* BEGIN Records shown *

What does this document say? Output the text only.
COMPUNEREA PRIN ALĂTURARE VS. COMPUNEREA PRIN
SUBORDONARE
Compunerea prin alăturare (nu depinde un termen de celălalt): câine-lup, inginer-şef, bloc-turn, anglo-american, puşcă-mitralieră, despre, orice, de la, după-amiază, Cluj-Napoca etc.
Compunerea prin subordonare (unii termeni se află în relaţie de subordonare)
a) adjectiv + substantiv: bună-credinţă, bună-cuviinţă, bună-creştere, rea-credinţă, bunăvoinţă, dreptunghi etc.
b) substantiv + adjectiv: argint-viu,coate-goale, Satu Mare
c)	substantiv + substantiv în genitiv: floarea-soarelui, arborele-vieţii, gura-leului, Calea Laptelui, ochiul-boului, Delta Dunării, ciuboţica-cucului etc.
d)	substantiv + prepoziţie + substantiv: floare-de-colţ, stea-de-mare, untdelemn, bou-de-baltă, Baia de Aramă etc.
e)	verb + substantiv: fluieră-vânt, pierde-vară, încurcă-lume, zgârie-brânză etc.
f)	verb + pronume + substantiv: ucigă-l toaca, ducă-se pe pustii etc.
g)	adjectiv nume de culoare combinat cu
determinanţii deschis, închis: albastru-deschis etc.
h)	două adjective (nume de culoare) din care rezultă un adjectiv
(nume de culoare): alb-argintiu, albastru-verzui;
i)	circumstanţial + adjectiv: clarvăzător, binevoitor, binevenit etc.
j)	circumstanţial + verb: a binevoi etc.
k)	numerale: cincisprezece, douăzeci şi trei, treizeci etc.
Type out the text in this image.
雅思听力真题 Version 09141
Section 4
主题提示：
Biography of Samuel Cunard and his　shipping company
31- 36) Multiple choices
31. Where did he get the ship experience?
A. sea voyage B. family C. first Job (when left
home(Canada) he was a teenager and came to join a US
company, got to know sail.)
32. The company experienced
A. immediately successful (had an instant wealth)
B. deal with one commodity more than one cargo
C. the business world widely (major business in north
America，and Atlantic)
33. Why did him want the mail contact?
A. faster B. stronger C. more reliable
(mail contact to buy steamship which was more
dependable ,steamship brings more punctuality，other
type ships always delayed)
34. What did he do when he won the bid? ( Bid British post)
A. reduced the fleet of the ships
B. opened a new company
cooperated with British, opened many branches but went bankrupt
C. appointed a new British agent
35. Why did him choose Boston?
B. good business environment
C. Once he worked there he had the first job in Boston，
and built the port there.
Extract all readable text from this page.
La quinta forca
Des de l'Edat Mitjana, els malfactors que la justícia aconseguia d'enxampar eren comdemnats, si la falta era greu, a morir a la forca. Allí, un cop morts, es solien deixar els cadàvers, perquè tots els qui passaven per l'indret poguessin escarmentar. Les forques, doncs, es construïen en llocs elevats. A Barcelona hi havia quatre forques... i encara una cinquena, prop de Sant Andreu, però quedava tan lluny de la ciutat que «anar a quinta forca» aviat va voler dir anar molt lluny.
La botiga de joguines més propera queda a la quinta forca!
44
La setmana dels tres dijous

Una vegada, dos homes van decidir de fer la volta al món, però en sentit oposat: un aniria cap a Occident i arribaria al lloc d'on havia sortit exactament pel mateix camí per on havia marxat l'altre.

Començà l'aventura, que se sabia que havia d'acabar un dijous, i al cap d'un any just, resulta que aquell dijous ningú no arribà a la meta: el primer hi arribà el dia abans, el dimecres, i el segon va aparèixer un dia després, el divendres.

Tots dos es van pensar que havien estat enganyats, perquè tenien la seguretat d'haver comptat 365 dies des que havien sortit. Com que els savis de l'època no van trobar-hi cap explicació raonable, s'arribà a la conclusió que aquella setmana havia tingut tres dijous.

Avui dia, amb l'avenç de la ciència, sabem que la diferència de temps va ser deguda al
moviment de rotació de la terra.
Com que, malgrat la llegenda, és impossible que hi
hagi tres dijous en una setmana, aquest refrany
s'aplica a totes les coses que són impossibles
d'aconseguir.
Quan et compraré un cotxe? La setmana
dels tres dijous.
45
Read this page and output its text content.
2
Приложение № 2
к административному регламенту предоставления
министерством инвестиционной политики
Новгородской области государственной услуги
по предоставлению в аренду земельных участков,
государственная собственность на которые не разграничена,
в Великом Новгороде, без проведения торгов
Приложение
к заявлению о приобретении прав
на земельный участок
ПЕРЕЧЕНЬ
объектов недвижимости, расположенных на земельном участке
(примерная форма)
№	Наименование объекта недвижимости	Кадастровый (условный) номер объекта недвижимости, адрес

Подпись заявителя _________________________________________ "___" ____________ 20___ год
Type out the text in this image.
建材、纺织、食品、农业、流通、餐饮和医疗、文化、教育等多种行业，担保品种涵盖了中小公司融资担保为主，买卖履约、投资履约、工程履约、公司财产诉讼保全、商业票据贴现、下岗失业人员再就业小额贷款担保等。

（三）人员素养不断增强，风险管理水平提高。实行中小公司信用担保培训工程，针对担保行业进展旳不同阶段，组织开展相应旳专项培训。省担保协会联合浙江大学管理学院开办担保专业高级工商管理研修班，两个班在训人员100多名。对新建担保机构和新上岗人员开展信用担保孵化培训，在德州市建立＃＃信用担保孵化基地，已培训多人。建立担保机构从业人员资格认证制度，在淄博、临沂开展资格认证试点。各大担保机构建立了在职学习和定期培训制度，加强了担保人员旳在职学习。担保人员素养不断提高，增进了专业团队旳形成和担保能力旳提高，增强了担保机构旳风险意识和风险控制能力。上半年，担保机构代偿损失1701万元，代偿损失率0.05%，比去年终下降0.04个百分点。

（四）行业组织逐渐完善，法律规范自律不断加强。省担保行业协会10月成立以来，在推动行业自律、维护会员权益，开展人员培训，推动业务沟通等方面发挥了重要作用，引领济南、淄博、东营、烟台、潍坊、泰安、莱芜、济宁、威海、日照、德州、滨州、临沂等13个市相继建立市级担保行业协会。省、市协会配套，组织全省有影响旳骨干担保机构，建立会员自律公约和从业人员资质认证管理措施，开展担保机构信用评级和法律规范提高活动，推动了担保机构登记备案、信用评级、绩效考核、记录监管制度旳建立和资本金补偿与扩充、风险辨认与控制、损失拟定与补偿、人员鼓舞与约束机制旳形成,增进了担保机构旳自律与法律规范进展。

* END Records shown *

— Exercise —
Once more, set down the full listing, verbatim.

— Full response —
What does this document say? Output the text only.
COMPUNEREA PRIN ALĂTURARE VS. COMPUNEREA PRIN
SUBORDONARE
Compunerea prin alăturare (nu depinde un termen de celălalt): câine-lup, inginer-şef, bloc-turn, anglo-american, puşcă-mitralieră, despre, orice, de la, după-amiază, Cluj-Napoca etc.
Compunerea prin subordonare (unii termeni se află în relaţie de subordonare)
a) adjectiv + substantiv: bună-credinţă, bună-cuviinţă, bună-creştere, rea-credinţă, bunăvoinţă, dreptunghi etc.
b) substantiv + adjectiv: argint-viu,coate-goale, Satu Mare
c)	substantiv + substantiv în genitiv: floarea-soarelui, arborele-vieţii, gura-leului, Calea Laptelui, ochiul-boului, Delta Dunării, ciuboţica-cucului etc.
d)	substantiv + prepoziţie + substantiv: floare-de-colţ, stea-de-mare, untdelemn, bou-de-baltă, Baia de Aramă etc.
e)	verb + substantiv: fluieră-vânt, pierde-vară, încurcă-lume, zgârie-brânză etc.
f)	verb + pronume + substantiv: ucigă-l toaca, ducă-se pe pustii etc.
g)	adjectiv nume de culoare combinat cu
determinanţii deschis, închis: albastru-deschis etc.
h)	două adjective (nume de culoare) din care rezultă un adjectiv
(nume de culoare): alb-argintiu, albastru-verzui;
i)	circumstanţial + adjectiv: clarvăzător, binevoitor, binevenit etc.
j)	circumstanţial + verb: a binevoi etc.
k)	numerale: cincisprezece, douăzeci şi trei, treizeci etc.
Type out the text in this image.
雅思听力真题 Version 09141
Section 4
主题提示：
Biography of Samuel Cunard and his　shipping company
31- 36) Multiple choices
31. Where did he get the ship experience?
A. sea voyage B. family C. first Job (when left
home(Canada) he was a teenager and came to join a US
company, got to know sail.)
32. The company experienced
A. immediately successful (had an instant wealth)
B. deal with one commodity more than one cargo
C. the business world widely (major business in north
America，and Atlantic)
33. Why did him want the mail contact?
A. faster B. stronger C. more reliable
(mail contact to buy steamship which was more
dependable ,steamship brings more punctuality，other
type ships always delayed)
34. What did he do when he won the bid? ( Bid British post)
A. reduced the fleet of the ships
B. opened a new company
cooperated with British, opened many branches but went bankrupt
C. appointed a new British agent
35. Why did him choose Boston?
B. good business environment
C. Once he worked there he had the first job in Boston，
and built the port there.
Extract all readable text from this page.
La quinta forca
Des de l'Edat Mitjana, els malfactors que la justícia aconseguia d'enxampar eren comdemnats, si la falta era greu, a morir a la forca. Allí, un cop morts, es solien deixar els cadàvers, perquè tots els qui passaven per l'indret poguessin escarmentar. Les forques, doncs, es construïen en llocs elevats. A Barcelona hi havia quatre forques... i encara una cinquena, prop de Sant Andreu, però quedava tan lluny de la ciutat que «anar a quinta forca» aviat va voler dir anar molt lluny.
La botiga de joguines més propera queda a la quinta forca!
44
La setmana dels tres dijous

Una vegada, dos homes van decidir de fer la volta al món, però en sentit oposat: un aniria cap a Occident i arribaria al lloc d'on havia sortit exactament pel mateix camí per on havia marxat l'altre.

Començà l'aventura, que se sabia que havia d'acabar un dijous, i al cap d'un any just, resulta que aquell dijous ningú no arribà a la meta: el primer hi arribà el dia abans, el dimecres, i el segon va aparèixer un dia després, el divendres.

Tots dos es van pensar que havien estat enganyats, perquè tenien la seguretat d'haver comptat 365 dies des que havien sortit. Com que els savis de l'època no van trobar-hi cap explicació raonable, s'arribà a la conclusió que aquella setmana havia tingut tres dijous.

Avui dia, amb l'avenç de la ciència, sabem que la diferència de temps va ser deguda al
moviment de rotació de la terra.
Com que, malgrat la llegenda, és impossible que hi
hagi tres dijous en una setmana, aquest refrany
s'aplica a totes les coses que són impossibles
d'aconseguir.
Quan et compraré un cotxe? La setmana
dels tres dijous.
45
Read this page and output its text content.
2
Приложение № 2
к административному регламенту предоставления
министерством инвестиционной политики
Новгородской области государственной услуги
по предоставлению в аренду земельных участков,
государственная собственность на которые не разграничена,
в Великом Новгороде, без проведения торгов
Приложение
к заявлению о приобретении прав
на земельный участок
ПЕРЕЧЕНЬ
объектов недвижимости, расположенных на земельном участке
(примерная форма)
№	Наименование объекта недвижимости	Кадастровый (условный) номер объекта недвижимости, адрес

Подпись заявителя _________________________________________ "___" ____________ 20___ год
Type out the text in this image.
建材、纺织、食品、农业、流通、餐饮和医疗、文化、教育等多种行业，担保品种涵盖了中小公司融资担保为主，买卖履约、投资履约、工程履约、公司财产诉讼保全、商业票据贴现、下岗失业人员再就业小额贷款担保等。

（三）人员素养不断增强，风险管理水平提高。实行中小公司信用担保培训工程，针对担保行业进展旳不同阶段，组织开展相应旳专项培训。省担保协会联合浙江大学管理学院开办担保专业高级工商管理研修班，两个班在训人员100多名。对新建担保机构和新上岗人员开展信用担保孵化培训，在德州市建立＃＃信用担保孵化基地，已培训多人。建立担保机构从业人员资格认证制度，在淄博、临沂开展资格认证试点。各大担保机构建立了在职学习和定期培训制度，加强了担保人员旳在职学习。担保人员素养不断提高，增进了专业团队旳形成和担保能力旳提高，增强了担保机构旳风险意识和风险控制能力。上半年，担保机构代偿损失1701万元，代偿损失率0.05%，比去年终下降0.04个百分点。

（四）行业组织逐渐完善，法律规范自律不断加强。省担保行业协会10月成立以来，在推动行业自律、维护会员权益，开展人员培训，推动业务沟通等方面发挥了重要作用，引领济南、淄博、东营、烟台、潍坊、泰安、莱芜、济宁、威海、日照、德州、滨州、临沂等13个市相继建立市级担保行业协会。省、市协会配套，组织全省有影响旳骨干担保机构，建立会员自律公约和从业人员资质认证管理措施，开展担保机构信用评级和法律规范提高活动，推动了担保机构登记备案、信用评级、绩效考核、记录监管制度旳建立和资本金补偿与扩充、风险辨认与控制、损失拟定与补偿、人员鼓舞与约束机制旳形成,增进了担保机构旳自律与法律规范进展。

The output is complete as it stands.